◆ **Input records**:
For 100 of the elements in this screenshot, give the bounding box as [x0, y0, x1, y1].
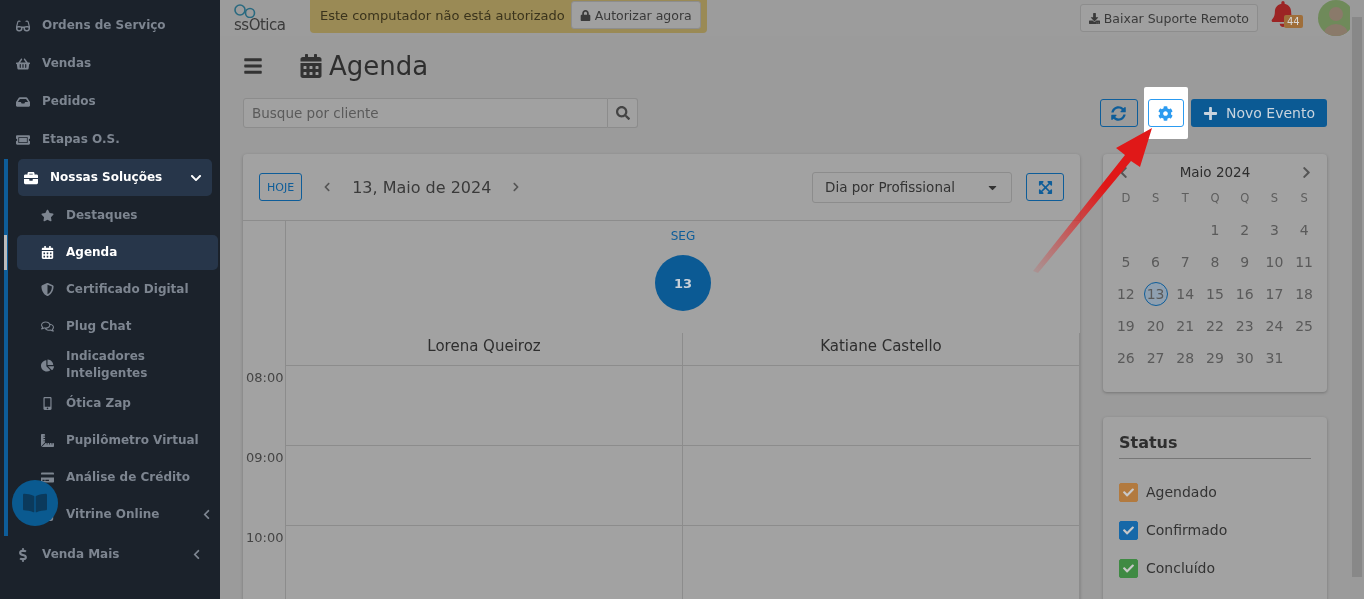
- refresh-icon: [1111, 105, 1127, 121]
- sidebar-item[interactable]: Venda Mais: [10, 536, 212, 573]
- calendar-day[interactable]: 25: [1292, 314, 1317, 338]
- current-date: 13, Maio de 2024: [352, 177, 492, 197]
- calendar-day[interactable]: 13: [1143, 282, 1168, 306]
- alert-text: Este computador não está autorizado: [320, 7, 565, 23]
- weekday-label: S: [1270, 191, 1279, 205]
- book-icon: [23, 491, 47, 515]
- search-button[interactable]: [608, 98, 638, 128]
- settings-icon: [1158, 105, 1174, 121]
- calendar-day[interactable]: 30: [1232, 346, 1257, 370]
- calendar-day[interactable]: 26: [1113, 346, 1138, 370]
- logo-icon: [234, 3, 258, 18]
- calendar-day[interactable]: 27: [1143, 346, 1168, 370]
- calendar-day[interactable]: 12: [1113, 282, 1138, 306]
- calendar-day[interactable]: 29: [1203, 346, 1227, 370]
- sidebar-subitem[interactable]: Indicadores Inteligentes: [17, 346, 218, 384]
- search-icon: [615, 106, 630, 120]
- view-select[interactable]: Dia por Profissional: [812, 171, 1012, 203]
- calendar-day[interactable]: 6: [1143, 250, 1168, 274]
- calendar-day[interactable]: 19: [1113, 314, 1138, 338]
- day-number: 13: [655, 255, 711, 311]
- chevron-left-icon: [322, 182, 333, 192]
- calendar-day[interactable]: 4: [1292, 218, 1317, 242]
- calendar-icon: [299, 54, 323, 78]
- support-button[interactable]: Baixar Suporte Remoto: [1079, 4, 1258, 32]
- calendar-day[interactable]: 11: [1292, 250, 1317, 274]
- month-title: Maio 2024: [1179, 164, 1251, 180]
- calendar-day[interactable]: 23: [1232, 314, 1257, 338]
- calendar-day[interactable]: 10: [1262, 250, 1287, 274]
- calendar-day[interactable]: 5: [1113, 250, 1138, 274]
- calendar-day[interactable]: 9: [1232, 250, 1257, 274]
- sidebar-subitem[interactable]: Pupilômetro Virtual: [17, 423, 218, 458]
- plus-icon: [1203, 105, 1218, 121]
- calendar-day[interactable]: 15: [1203, 282, 1227, 306]
- lock-icon: [579, 9, 591, 21]
- status-checkbox[interactable]: [1119, 558, 1138, 578]
- calendar-day[interactable]: 20: [1143, 314, 1168, 338]
- search-field[interactable]: Busque por cliente: [243, 98, 608, 128]
- calendar-day[interactable]: 14: [1173, 282, 1198, 306]
- notification-count: 44: [1284, 15, 1303, 28]
- sidebar-subitem[interactable]: Agenda: [17, 235, 218, 270]
- calendar-day[interactable]: 22: [1203, 314, 1227, 338]
- weekday-label: Q: [1240, 191, 1250, 205]
- logo: ssOtica: [234, 17, 286, 33]
- notification-button[interactable]: 44: [1270, 1, 1306, 35]
- new-event-button[interactable]: Novo Evento: [1191, 99, 1327, 127]
- sidebar-item[interactable]: Etapas O.S.: [10, 121, 212, 158]
- sidebar-item[interactable]: Ordens de Serviço: [10, 7, 212, 44]
- check-icon: [1123, 486, 1134, 498]
- today-button[interactable]: HOJE: [259, 173, 303, 201]
- sidebar-subitem[interactable]: Destaques: [17, 198, 218, 233]
- sidebar-subitem[interactable]: Análise de Crédito: [17, 460, 218, 495]
- calendar-day[interactable]: 24: [1262, 314, 1287, 338]
- calendar-day[interactable]: 21: [1173, 314, 1198, 338]
- status-checkbox[interactable]: [1119, 482, 1138, 502]
- authorize-button[interactable]: Autorizar agora: [570, 1, 701, 29]
- status-label: Agendado: [1146, 484, 1217, 500]
- weekday-label: SEG: [670, 229, 696, 243]
- check-icon: [1123, 524, 1134, 536]
- sidebar-item[interactable]: Pedidos: [10, 83, 212, 120]
- sidebar-subitem[interactable]: Ótica Zap: [17, 386, 218, 421]
- calendar-day[interactable]: 18: [1292, 282, 1317, 306]
- status-label: Confirmado: [1146, 522, 1228, 538]
- status-label: Concluído: [1146, 560, 1215, 576]
- download-icon: [1088, 12, 1100, 24]
- chevron-left-icon: [191, 549, 202, 560]
- next-month-button[interactable]: [1300, 165, 1313, 179]
- weekday-label: T: [1181, 191, 1189, 205]
- time-label: 08:00: [245, 369, 285, 387]
- expand-icon: [1037, 179, 1053, 195]
- sidebar-item[interactable]: Nossas Soluções: [18, 159, 212, 196]
- calendar-day[interactable]: 17: [1262, 282, 1287, 306]
- status-checkbox[interactable]: [1119, 520, 1138, 540]
- weekday-label: S: [1151, 191, 1160, 205]
- status-title: Status: [1119, 433, 1311, 459]
- calendar-day[interactable]: 1: [1203, 218, 1227, 242]
- calendar-day[interactable]: 8: [1203, 250, 1227, 274]
- sidebar-item[interactable]: Vendas: [10, 45, 212, 82]
- calendar-day[interactable]: 3: [1262, 218, 1287, 242]
- weekday-label: S: [1300, 191, 1308, 205]
- chevron-left-icon: [201, 509, 212, 520]
- calendar-day[interactable]: 7: [1173, 250, 1198, 274]
- fullscreen-button[interactable]: [1026, 173, 1064, 201]
- check-icon: [1123, 562, 1134, 574]
- help-button[interactable]: [12, 480, 58, 526]
- time-label: 10:00: [245, 529, 285, 547]
- page-title: Agenda: [329, 51, 429, 81]
- calendar-day[interactable]: 16: [1232, 282, 1257, 306]
- calendar-day[interactable]: 28: [1173, 346, 1198, 370]
- weekday-label: Q: [1210, 191, 1220, 205]
- calendar-day[interactable]: 2: [1232, 218, 1257, 242]
- professional-name: Katiane Castello: [683, 333, 1079, 366]
- refresh-button[interactable]: [1100, 99, 1138, 127]
- weekday-label: D: [1121, 191, 1131, 205]
- professional-name: Lorena Queiroz: [286, 333, 682, 366]
- calendar-day[interactable]: 31: [1262, 346, 1287, 370]
- sidebar-subitem[interactable]: Certificado Digital: [17, 272, 218, 307]
- settings-button[interactable]: [1148, 99, 1184, 127]
- sidebar-subitem[interactable]: Plug Chat: [17, 309, 218, 344]
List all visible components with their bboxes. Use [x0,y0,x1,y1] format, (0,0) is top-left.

◆ **Required task**: Copy the lines of the records verbatim, beginning with the line that contains "- refresh-icon: [1111, 105, 1127, 121]" and ending after the line that contains "- calendar-day[interactable]: 27: [1143, 346, 1168, 370]".

◆ **Full response**:
- refresh-icon: [1111, 105, 1127, 121]
- sidebar-item[interactable]: Venda Mais: [10, 536, 212, 573]
- calendar-day[interactable]: 25: [1292, 314, 1317, 338]
- current-date: 13, Maio de 2024: [352, 177, 492, 197]
- calendar-day[interactable]: 13: [1143, 282, 1168, 306]
- alert-text: Este computador não está autorizado: [320, 7, 565, 23]
- weekday-label: S: [1270, 191, 1279, 205]
- book-icon: [23, 491, 47, 515]
- search-button[interactable]: [608, 98, 638, 128]
- settings-icon: [1158, 105, 1174, 121]
- calendar-day[interactable]: 30: [1232, 346, 1257, 370]
- calendar-day[interactable]: 26: [1113, 346, 1138, 370]
- logo-icon: [234, 3, 258, 18]
- calendar-day[interactable]: 27: [1143, 346, 1168, 370]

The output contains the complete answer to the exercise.